▶ [Directive]:
Copy every line of the records below that holds the word "this".

Figure content listings
■ ■ ■ ■ ■ ■ ■

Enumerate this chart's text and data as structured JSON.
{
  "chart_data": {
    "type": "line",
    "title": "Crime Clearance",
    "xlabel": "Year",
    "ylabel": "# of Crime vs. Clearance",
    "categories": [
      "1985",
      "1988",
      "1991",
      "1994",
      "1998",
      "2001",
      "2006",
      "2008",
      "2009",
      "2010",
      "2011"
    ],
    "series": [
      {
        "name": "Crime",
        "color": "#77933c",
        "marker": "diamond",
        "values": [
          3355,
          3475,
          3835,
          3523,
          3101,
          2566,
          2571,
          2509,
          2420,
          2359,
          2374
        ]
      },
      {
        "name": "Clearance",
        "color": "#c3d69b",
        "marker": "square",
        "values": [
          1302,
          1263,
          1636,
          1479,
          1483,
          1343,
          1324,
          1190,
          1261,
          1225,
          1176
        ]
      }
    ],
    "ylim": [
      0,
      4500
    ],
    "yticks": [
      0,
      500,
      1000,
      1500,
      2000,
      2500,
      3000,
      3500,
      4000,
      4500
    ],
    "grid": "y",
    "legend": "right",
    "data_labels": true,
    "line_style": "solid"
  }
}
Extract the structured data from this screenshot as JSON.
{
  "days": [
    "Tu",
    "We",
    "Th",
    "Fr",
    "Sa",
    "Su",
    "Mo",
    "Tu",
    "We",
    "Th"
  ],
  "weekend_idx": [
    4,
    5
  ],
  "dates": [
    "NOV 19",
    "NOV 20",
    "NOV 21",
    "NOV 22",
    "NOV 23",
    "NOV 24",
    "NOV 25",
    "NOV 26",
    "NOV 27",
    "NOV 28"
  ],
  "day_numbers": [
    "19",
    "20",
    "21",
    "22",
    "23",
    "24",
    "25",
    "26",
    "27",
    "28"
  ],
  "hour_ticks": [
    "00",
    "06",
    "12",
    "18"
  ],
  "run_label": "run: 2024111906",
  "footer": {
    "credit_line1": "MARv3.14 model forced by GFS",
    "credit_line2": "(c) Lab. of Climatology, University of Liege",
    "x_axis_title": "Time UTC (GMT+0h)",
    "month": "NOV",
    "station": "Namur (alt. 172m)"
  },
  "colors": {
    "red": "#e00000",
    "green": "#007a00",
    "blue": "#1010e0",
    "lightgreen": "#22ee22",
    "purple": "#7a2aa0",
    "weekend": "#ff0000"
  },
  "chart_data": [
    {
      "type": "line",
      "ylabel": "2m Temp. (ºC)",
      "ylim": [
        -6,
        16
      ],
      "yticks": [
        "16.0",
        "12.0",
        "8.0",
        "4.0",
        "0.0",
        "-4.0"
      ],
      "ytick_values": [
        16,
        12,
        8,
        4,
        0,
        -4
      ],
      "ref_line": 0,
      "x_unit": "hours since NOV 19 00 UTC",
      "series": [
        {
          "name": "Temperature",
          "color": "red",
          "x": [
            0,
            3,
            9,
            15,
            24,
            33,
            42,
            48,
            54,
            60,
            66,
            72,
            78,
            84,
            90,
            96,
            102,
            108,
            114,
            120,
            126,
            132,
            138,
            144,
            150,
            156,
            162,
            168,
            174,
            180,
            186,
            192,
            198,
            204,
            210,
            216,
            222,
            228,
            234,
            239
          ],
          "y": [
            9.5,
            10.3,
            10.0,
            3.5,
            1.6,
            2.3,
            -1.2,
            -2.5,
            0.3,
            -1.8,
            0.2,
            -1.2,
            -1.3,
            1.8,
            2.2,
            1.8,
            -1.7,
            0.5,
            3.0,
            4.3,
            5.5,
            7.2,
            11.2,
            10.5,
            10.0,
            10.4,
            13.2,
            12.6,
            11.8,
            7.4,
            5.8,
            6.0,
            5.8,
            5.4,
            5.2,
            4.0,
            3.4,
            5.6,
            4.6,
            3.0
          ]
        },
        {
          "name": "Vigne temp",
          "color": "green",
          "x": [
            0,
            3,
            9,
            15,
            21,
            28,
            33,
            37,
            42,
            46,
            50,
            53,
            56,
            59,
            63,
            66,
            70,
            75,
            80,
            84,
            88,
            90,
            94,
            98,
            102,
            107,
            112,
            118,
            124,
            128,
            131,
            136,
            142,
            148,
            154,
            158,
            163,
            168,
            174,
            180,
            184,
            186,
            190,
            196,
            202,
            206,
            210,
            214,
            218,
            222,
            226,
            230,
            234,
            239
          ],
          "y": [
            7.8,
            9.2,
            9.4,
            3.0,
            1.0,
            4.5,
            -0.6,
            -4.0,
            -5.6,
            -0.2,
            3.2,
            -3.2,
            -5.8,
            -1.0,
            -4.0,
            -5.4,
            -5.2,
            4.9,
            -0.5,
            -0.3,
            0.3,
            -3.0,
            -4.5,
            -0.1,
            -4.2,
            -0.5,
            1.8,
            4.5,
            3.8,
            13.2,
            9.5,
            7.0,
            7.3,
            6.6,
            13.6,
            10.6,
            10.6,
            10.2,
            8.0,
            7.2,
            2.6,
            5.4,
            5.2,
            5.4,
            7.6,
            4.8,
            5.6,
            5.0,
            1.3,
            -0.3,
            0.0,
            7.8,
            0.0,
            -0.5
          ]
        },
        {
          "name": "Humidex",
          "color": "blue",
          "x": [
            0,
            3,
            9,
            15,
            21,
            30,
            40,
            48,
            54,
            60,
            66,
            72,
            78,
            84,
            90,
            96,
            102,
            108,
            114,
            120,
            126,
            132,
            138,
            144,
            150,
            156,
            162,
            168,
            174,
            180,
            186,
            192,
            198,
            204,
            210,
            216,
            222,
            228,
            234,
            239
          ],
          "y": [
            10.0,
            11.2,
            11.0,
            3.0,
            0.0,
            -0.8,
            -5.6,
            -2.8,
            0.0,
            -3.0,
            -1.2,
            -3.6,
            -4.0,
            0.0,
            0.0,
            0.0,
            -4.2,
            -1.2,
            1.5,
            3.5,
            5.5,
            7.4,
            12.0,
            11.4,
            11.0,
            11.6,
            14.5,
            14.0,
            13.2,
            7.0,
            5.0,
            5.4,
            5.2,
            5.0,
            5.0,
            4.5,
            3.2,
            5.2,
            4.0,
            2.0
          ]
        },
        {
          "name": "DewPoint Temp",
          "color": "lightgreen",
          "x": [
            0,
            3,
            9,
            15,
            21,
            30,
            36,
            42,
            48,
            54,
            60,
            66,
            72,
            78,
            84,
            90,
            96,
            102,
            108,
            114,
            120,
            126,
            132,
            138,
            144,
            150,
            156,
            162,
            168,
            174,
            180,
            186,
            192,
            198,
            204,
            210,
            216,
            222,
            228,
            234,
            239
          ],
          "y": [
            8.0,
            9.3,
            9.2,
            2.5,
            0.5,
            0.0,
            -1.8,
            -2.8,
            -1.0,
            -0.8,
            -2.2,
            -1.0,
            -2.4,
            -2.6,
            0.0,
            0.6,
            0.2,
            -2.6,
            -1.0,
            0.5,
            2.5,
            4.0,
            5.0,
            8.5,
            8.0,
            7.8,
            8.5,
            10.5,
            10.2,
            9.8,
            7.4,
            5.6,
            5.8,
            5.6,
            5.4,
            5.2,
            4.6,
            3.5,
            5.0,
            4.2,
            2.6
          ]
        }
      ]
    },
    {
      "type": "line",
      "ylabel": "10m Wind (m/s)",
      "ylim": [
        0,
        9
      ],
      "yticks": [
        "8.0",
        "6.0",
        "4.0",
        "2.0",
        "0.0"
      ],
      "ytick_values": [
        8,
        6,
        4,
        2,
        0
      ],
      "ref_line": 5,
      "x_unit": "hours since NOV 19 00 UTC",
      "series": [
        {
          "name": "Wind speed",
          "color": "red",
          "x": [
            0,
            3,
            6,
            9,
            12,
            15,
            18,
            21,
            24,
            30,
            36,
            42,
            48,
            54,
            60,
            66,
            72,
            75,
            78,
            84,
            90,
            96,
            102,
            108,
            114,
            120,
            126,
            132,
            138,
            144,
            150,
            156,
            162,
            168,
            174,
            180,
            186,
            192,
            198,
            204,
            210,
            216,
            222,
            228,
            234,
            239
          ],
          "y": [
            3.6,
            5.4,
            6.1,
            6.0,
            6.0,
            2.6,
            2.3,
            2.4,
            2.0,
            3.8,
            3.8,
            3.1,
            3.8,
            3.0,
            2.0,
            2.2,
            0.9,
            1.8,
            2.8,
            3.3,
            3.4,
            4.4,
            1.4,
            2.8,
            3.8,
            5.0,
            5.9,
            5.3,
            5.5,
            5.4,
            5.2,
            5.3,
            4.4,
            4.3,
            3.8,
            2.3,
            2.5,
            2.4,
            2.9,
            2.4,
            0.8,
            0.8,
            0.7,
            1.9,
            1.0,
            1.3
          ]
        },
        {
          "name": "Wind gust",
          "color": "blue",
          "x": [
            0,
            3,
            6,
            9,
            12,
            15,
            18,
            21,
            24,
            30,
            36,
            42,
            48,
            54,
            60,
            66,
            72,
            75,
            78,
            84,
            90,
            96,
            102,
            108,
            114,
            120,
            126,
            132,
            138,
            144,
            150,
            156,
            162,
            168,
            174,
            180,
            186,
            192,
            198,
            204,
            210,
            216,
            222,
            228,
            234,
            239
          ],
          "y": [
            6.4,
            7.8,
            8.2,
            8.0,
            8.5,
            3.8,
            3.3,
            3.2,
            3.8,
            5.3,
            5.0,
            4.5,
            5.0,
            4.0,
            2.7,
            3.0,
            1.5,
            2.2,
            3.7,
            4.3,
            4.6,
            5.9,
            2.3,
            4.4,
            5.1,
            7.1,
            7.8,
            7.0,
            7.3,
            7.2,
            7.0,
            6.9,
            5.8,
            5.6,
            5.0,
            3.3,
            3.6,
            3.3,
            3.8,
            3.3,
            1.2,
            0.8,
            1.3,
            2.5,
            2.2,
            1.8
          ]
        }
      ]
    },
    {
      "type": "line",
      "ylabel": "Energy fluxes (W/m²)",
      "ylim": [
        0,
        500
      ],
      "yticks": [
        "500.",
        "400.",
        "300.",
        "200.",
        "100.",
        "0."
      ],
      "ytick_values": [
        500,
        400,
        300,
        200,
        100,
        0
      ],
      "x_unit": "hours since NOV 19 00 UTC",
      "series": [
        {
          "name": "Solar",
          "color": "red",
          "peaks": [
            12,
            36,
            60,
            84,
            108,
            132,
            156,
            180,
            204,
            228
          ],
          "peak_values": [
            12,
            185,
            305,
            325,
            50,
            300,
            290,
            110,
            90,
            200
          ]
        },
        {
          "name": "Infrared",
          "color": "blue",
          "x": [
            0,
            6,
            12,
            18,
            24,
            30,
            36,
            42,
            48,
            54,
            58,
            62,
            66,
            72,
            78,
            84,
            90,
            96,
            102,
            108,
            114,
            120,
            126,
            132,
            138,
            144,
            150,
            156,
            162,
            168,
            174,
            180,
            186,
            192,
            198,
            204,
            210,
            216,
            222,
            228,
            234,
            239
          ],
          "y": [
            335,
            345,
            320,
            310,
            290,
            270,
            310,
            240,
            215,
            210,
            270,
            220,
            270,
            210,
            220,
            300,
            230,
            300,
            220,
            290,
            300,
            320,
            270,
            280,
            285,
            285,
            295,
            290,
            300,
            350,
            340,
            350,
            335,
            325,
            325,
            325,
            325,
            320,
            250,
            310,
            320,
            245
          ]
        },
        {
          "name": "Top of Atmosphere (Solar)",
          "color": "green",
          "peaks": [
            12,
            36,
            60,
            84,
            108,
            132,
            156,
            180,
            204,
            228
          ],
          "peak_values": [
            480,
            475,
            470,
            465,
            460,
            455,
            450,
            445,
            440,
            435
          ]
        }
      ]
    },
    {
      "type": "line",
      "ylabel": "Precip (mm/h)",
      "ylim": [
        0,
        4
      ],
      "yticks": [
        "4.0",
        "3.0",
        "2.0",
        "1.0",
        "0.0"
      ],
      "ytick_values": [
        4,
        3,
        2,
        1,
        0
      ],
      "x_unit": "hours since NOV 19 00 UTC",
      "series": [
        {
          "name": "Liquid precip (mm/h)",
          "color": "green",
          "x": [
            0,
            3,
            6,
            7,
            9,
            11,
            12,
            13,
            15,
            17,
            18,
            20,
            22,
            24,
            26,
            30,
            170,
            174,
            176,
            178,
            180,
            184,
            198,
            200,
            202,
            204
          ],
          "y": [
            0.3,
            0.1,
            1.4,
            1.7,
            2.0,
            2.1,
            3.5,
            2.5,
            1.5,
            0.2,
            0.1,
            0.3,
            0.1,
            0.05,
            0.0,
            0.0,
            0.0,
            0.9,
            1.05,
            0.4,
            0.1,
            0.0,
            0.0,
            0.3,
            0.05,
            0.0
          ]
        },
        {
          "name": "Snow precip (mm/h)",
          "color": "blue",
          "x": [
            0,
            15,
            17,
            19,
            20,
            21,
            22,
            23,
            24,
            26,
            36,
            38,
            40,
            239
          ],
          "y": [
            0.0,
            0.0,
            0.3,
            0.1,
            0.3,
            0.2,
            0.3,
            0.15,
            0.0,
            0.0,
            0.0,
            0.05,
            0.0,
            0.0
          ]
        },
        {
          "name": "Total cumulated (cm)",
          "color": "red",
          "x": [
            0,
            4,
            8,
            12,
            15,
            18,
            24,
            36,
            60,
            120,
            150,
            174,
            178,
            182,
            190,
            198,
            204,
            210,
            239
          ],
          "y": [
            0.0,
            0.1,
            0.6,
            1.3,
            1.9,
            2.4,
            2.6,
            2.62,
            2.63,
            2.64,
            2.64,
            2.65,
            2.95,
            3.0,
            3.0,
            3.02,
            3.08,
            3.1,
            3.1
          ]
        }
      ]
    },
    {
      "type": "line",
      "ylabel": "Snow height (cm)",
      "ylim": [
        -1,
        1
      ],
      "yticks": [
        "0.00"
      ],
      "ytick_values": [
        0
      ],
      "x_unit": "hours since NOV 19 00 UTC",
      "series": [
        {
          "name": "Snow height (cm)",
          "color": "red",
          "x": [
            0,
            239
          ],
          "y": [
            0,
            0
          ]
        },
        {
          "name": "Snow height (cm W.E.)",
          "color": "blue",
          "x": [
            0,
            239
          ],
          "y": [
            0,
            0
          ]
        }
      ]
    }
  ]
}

■ ■ ■ ■ ■ ■ ■

▶ [Response below]:
Enumerate this chart's text and data as structured JSON.
Extract the structured data from this screenshot as JSON.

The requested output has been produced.